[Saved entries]
────────────────────

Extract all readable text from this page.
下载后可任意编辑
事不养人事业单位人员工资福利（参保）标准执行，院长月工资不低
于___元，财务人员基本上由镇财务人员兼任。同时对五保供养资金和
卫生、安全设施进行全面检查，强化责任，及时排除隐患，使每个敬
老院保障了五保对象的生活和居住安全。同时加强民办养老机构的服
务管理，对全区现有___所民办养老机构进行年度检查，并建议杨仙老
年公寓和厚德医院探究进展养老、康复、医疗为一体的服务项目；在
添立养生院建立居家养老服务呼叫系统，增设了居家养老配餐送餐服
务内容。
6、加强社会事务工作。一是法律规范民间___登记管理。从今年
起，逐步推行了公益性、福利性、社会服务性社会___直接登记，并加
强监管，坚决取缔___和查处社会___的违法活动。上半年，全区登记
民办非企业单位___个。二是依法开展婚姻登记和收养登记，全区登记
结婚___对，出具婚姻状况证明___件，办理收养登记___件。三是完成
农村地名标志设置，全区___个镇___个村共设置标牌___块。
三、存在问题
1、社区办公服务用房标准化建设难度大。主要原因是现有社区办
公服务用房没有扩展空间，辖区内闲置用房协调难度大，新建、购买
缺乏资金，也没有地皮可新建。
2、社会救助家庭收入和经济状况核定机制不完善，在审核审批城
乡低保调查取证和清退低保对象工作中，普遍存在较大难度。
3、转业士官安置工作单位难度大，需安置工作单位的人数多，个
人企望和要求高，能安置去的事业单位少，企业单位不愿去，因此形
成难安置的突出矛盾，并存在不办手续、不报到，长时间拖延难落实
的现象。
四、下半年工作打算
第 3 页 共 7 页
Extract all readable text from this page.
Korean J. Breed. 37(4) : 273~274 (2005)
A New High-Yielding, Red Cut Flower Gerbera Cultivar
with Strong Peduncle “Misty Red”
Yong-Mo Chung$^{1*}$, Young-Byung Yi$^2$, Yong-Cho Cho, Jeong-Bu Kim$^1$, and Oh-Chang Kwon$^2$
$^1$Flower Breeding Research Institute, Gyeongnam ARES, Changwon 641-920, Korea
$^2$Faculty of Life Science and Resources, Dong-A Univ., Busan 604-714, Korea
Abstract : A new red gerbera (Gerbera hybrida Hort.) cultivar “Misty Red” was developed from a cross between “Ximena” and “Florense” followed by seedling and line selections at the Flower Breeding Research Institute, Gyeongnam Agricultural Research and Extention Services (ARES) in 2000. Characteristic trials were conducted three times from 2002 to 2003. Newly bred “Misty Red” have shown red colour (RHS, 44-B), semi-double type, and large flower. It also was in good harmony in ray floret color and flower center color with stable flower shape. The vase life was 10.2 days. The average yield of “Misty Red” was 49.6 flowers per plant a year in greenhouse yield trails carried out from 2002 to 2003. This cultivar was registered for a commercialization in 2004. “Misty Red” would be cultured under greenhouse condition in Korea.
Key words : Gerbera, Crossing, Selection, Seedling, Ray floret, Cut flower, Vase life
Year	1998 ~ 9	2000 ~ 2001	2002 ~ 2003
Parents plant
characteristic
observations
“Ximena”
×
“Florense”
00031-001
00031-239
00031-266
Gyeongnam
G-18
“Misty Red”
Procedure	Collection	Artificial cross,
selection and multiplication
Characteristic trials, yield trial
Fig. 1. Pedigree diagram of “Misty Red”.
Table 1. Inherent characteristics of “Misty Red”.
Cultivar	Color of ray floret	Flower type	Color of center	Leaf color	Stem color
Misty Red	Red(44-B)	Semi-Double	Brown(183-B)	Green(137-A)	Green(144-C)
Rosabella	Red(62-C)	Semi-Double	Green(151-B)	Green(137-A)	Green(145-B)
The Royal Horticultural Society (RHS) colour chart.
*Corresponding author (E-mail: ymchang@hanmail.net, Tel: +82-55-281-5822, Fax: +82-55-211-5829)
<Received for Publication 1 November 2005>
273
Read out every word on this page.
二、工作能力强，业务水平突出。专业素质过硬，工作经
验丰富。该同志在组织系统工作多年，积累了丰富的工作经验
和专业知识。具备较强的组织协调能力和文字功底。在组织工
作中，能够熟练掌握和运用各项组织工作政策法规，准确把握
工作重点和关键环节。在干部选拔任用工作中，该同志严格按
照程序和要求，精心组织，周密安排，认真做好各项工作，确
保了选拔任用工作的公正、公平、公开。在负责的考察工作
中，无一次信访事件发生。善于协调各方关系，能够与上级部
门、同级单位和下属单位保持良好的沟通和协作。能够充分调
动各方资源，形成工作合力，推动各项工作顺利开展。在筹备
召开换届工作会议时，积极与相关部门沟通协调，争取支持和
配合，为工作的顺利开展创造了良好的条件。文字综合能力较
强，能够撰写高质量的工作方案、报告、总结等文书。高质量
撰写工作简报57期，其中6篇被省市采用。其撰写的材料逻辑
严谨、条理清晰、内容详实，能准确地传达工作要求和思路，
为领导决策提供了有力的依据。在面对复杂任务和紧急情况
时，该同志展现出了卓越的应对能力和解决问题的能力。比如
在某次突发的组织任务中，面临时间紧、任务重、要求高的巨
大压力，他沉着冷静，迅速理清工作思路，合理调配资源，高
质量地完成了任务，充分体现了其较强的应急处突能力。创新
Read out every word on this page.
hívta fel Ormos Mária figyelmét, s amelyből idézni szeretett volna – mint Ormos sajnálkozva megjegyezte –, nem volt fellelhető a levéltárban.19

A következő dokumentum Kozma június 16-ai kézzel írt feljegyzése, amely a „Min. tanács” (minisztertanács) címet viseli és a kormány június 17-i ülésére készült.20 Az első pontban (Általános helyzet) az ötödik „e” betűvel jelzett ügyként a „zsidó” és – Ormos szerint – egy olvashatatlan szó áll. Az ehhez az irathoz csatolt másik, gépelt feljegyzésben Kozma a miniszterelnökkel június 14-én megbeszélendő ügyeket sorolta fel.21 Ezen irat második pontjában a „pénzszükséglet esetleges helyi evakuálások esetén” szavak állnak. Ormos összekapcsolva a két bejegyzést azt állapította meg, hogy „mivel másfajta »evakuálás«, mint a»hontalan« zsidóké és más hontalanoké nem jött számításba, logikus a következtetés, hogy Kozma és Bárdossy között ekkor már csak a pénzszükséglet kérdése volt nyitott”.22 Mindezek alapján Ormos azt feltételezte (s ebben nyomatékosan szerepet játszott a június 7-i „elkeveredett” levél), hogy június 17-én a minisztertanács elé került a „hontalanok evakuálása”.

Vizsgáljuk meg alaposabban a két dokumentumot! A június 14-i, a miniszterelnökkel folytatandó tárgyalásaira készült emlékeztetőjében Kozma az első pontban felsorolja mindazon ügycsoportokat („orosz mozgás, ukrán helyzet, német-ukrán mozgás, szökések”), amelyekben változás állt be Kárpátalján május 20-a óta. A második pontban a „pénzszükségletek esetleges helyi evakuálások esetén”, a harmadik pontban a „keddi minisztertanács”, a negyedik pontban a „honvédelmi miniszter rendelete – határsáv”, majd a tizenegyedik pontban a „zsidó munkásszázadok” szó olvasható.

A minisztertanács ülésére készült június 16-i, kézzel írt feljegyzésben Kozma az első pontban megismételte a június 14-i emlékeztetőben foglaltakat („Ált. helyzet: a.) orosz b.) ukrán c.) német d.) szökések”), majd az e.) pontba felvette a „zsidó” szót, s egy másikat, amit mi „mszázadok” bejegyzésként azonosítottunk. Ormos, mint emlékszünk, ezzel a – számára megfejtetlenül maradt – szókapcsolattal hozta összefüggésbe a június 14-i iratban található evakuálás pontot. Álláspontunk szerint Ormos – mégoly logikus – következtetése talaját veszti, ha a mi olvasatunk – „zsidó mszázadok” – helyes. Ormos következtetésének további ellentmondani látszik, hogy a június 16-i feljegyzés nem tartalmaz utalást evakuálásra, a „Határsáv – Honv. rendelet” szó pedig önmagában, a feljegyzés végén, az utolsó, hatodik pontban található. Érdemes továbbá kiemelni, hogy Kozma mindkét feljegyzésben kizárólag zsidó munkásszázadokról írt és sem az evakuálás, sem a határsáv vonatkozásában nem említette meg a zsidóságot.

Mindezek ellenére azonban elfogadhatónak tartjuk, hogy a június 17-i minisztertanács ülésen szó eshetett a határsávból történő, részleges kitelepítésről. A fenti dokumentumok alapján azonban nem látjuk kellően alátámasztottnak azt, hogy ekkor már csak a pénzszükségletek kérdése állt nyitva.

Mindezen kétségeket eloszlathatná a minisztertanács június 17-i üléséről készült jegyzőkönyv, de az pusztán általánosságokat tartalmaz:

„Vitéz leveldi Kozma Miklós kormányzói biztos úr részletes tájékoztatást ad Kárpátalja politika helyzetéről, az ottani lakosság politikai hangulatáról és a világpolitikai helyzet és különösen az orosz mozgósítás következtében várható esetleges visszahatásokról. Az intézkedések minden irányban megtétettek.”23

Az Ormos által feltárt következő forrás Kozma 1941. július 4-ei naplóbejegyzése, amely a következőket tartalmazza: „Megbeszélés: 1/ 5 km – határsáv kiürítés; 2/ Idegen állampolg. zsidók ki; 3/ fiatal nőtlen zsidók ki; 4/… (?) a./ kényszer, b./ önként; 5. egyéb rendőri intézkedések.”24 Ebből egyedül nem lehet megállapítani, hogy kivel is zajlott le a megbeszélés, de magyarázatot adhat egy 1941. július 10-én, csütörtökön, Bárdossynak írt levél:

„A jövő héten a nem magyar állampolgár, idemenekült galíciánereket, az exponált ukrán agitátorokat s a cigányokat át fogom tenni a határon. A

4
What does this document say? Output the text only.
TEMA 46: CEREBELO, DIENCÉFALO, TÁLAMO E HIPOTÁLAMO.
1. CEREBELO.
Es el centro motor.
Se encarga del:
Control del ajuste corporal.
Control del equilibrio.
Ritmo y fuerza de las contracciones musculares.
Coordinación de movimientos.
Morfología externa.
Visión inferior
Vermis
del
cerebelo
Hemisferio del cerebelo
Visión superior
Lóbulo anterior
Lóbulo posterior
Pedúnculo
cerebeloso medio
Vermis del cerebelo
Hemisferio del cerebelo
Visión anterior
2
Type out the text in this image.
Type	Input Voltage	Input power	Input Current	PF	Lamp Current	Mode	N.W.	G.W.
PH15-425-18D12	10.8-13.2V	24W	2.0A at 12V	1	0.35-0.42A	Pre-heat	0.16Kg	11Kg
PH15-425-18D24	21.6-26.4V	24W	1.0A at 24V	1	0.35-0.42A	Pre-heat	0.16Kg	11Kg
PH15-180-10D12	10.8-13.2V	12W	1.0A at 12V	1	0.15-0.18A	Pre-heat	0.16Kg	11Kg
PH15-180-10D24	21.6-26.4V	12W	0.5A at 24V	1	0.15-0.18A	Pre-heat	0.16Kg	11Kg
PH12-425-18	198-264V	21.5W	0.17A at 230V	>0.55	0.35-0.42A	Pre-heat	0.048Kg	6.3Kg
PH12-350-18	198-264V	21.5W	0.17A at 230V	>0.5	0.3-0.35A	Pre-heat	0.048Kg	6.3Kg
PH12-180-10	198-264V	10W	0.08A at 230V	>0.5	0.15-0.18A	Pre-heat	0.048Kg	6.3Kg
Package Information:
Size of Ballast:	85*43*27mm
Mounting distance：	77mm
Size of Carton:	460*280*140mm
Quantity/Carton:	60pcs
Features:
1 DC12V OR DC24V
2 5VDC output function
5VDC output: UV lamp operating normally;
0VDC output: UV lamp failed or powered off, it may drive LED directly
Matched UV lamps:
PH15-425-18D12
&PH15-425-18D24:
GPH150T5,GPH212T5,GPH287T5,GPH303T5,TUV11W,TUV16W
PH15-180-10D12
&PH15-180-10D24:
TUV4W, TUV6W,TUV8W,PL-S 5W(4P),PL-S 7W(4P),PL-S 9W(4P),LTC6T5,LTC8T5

────────────────────

Would you quote, exactly and only, the lines from the one containing "Type out the text in this image." to the end of the entries?

Type out the text in this image.
Type	Input Voltage	Input power	Input Current	PF	Lamp Current	Mode	N.W.	G.W.
PH15-425-18D12	10.8-13.2V	24W	2.0A at 12V	1	0.35-0.42A	Pre-heat	0.16Kg	11Kg
PH15-425-18D24	21.6-26.4V	24W	1.0A at 24V	1	0.35-0.42A	Pre-heat	0.16Kg	11Kg
PH15-180-10D12	10.8-13.2V	12W	1.0A at 12V	1	0.15-0.18A	Pre-heat	0.16Kg	11Kg
PH15-180-10D24	21.6-26.4V	12W	0.5A at 24V	1	0.15-0.18A	Pre-heat	0.16Kg	11Kg
PH12-425-18	198-264V	21.5W	0.17A at 230V	>0.55	0.35-0.42A	Pre-heat	0.048Kg	6.3Kg
PH12-350-18	198-264V	21.5W	0.17A at 230V	>0.5	0.3-0.35A	Pre-heat	0.048Kg	6.3Kg
PH12-180-10	198-264V	10W	0.08A at 230V	>0.5	0.15-0.18A	Pre-heat	0.048Kg	6.3Kg
Package Information:
Size of Ballast:	85*43*27mm
Mounting distance：	77mm
Size of Carton:	460*280*140mm
Quantity/Carton:	60pcs
Features:
1 DC12V OR DC24V
2 5VDC output function
5VDC output: UV lamp operating normally;
0VDC output: UV lamp failed or powered off, it may drive LED directly
Matched UV lamps:
PH15-425-18D12
&PH15-425-18D24:
GPH150T5,GPH212T5,GPH287T5,GPH303T5,TUV11W,TUV16W
PH15-180-10D12
&PH15-180-10D24:
TUV4W, TUV6W,TUV8W,PL-S 5W(4P),PL-S 7W(4P),PL-S 9W(4P),LTC6T5,LTC8T5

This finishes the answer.